» OBJECTIVE
Pull out every line of the listing below where "President" appears.

» Data extracted from a collection

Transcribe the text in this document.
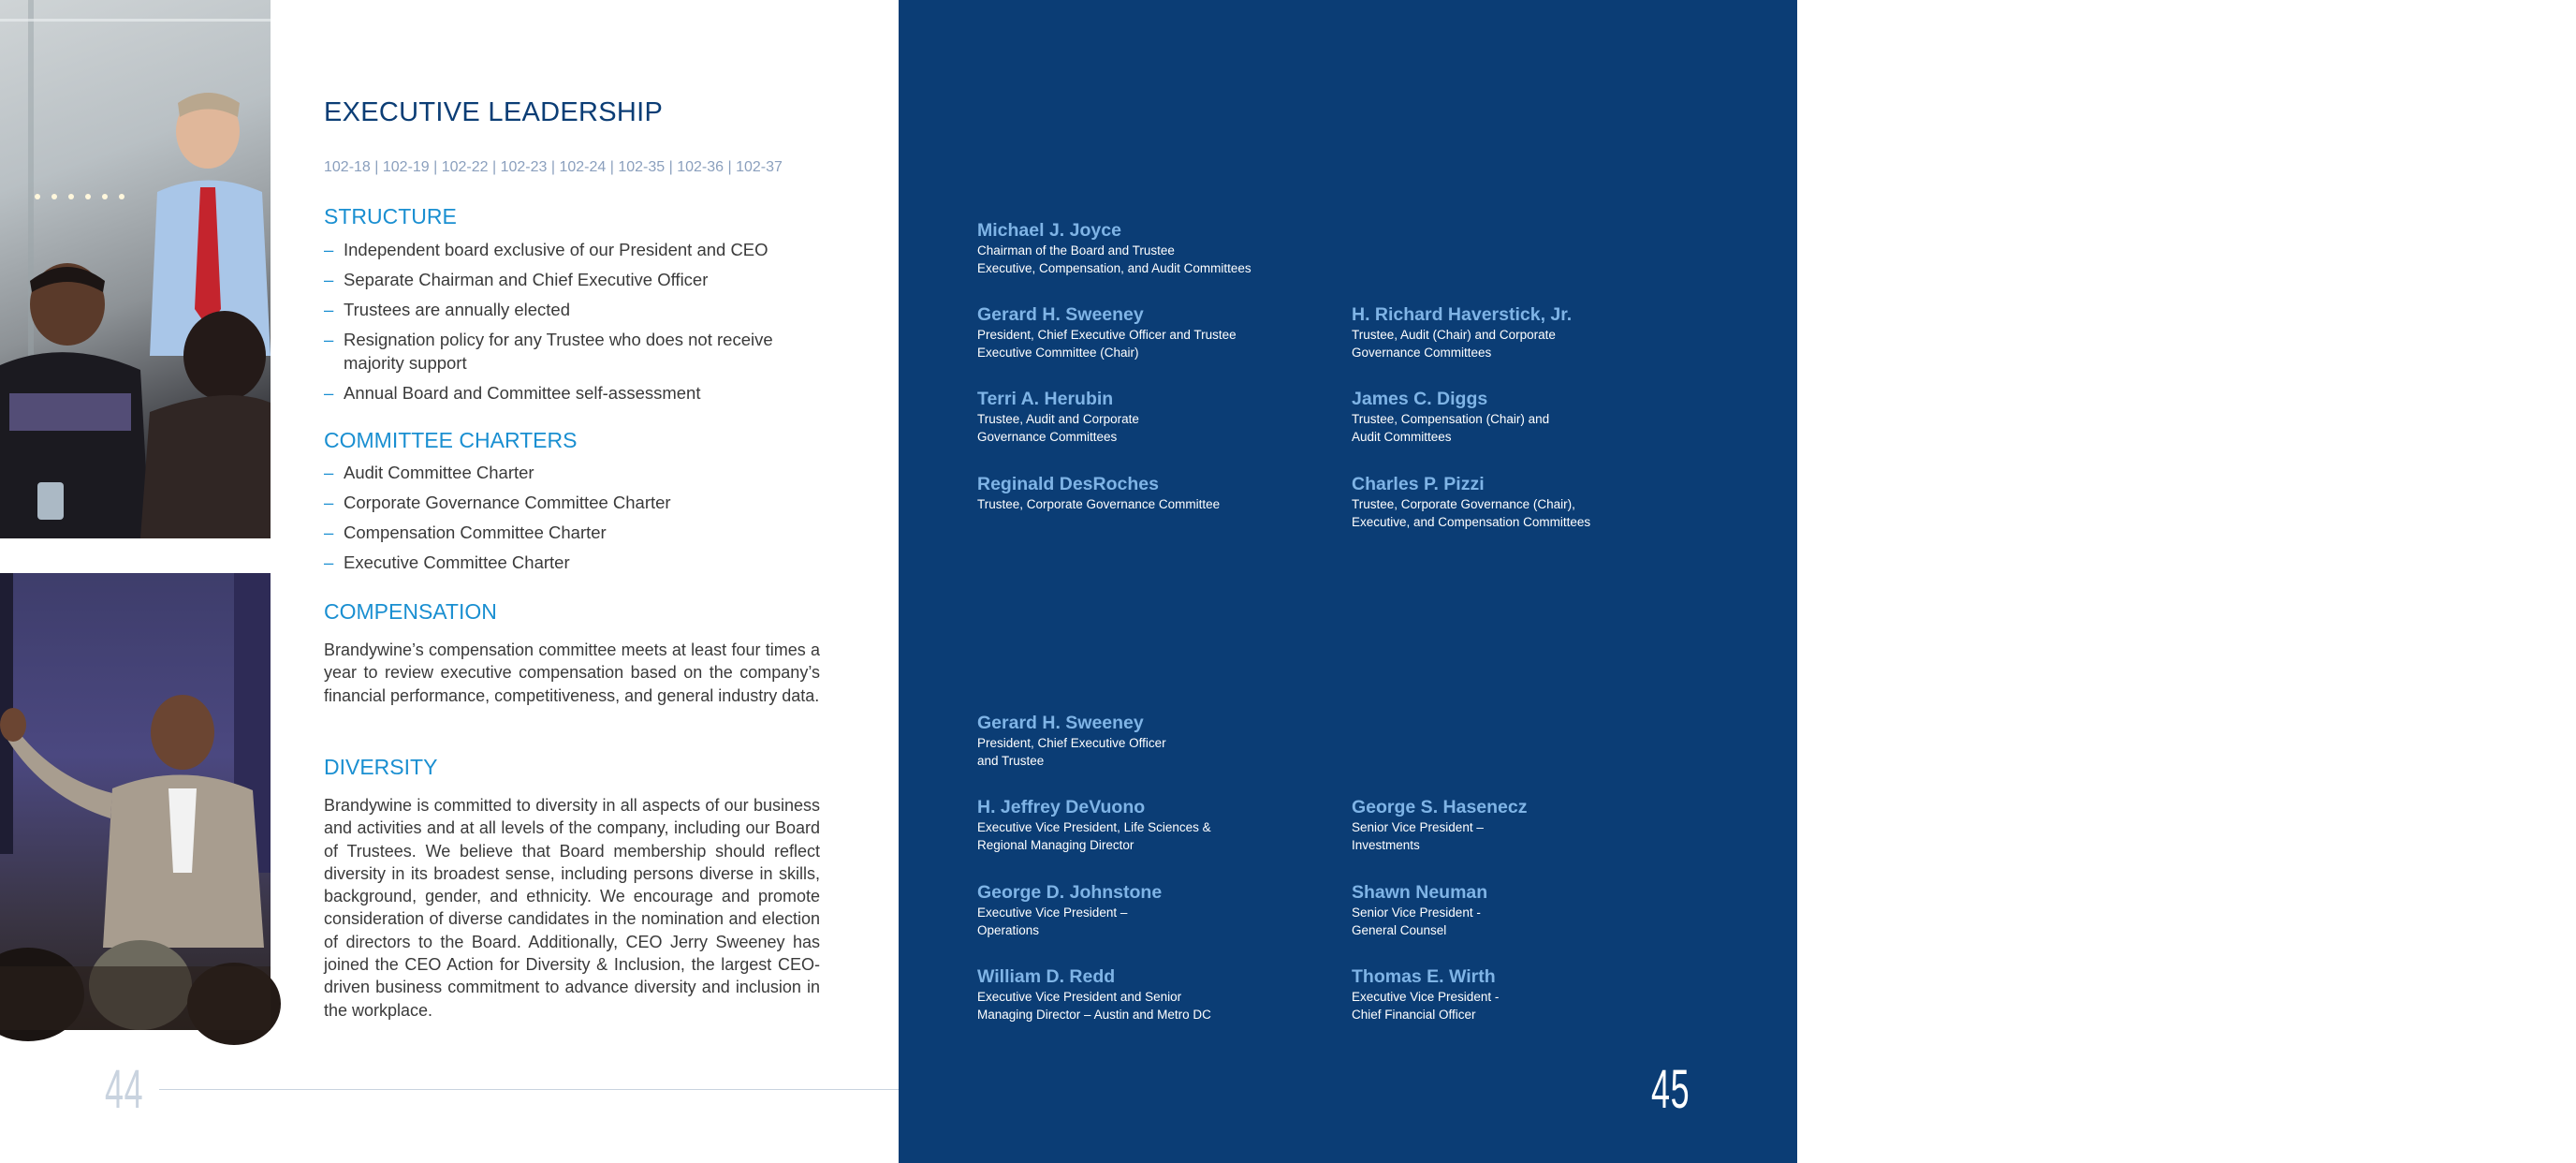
EXECUTIVE LEADERSHIP
102-18 | 102-19 | 102-22 | 102-23 | 102-24 | 102-35 | 102-36 | 102-37
STRUCTURE
– Independent board exclusive of our President and CEO
– Separate Chairman and Chief Executive Officer
– Trustees are annually elected
– Resignation policy for any Trustee who does not receive majority support
– Annual Board and Committee self-assessment
COMMITTEE CHARTERS
– Audit Committee Charter
– Corporate Governance Committee Charter
– Compensation Committee Charter
– Executive Committee Charter
COMPENSATION

Brandywine’s compensation committee meets at least four times a year to review executive compensation based on the company’s financial performance, competitiveness, and general industry data.

DIVERSITY

Brandywine is committed to diversity in all aspects of our business and activities and at all levels of the company, including our Board of Trustees. We believe that Board membership should reflect diversity in its broadest sense, including persons diverse in skills, background, gender, and ethnicity. We encourage and promote consideration of diverse candidates in the nomination and election of directors to the Board. Additionally, CEO Jerry Sweeney has joined the CEO Action for Diversity & Inclusion, the largest CEO-driven business commitment to advance diversity and inclusion in the workplace.

44
BOARD OF TRUSTEES
Michael J. Joyce
Chairman of the Board and Trustee
Executive, Compensation, and Audit Committees
Gerard H. Sweeney
President, Chief Executive Officer and Trustee
Executive Committee (Chair)
H. Richard Haverstick, Jr.
Trustee, Audit (Chair) and Corporate
Governance Committees
Terri A. Herubin
Trustee, Audit and Corporate
Governance Committees
James C. Diggs
Trustee, Compensation (Chair) and
Audit Committees
Reginald DesRoches
Trustee, Corporate Governance Committee
Charles P. Pizzi
Trustee, Corporate Governance (Chair),
Executive, and Compensation Committees
EXECUTIVE TEAM
Gerard H. Sweeney
President, Chief Executive Officer
and Trustee
H. Jeffrey DeVuono
Executive Vice President, Life Sciences &
Regional Managing Director
George S. Hasenecz
Senior Vice President –
Investments
George D. Johnstone
Executive Vice President –
Operations
Shawn Neuman
Senior Vice President -
General Counsel
William D. Redd
Executive Vice President and Senior
Managing Director – Austin and Metro DC
Thomas E. Wirth
Executive Vice President -
Chief Financial Officer
45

» THE ANSWER
– Independent board exclusive of our President and CEO
President, Chief Executive Officer and Trustee
President, Chief Executive Officer
Executive Vice President, Life Sciences &
Senior Vice President –
Executive Vice President –
Senior Vice President -
Executive Vice President and Senior
Executive Vice President -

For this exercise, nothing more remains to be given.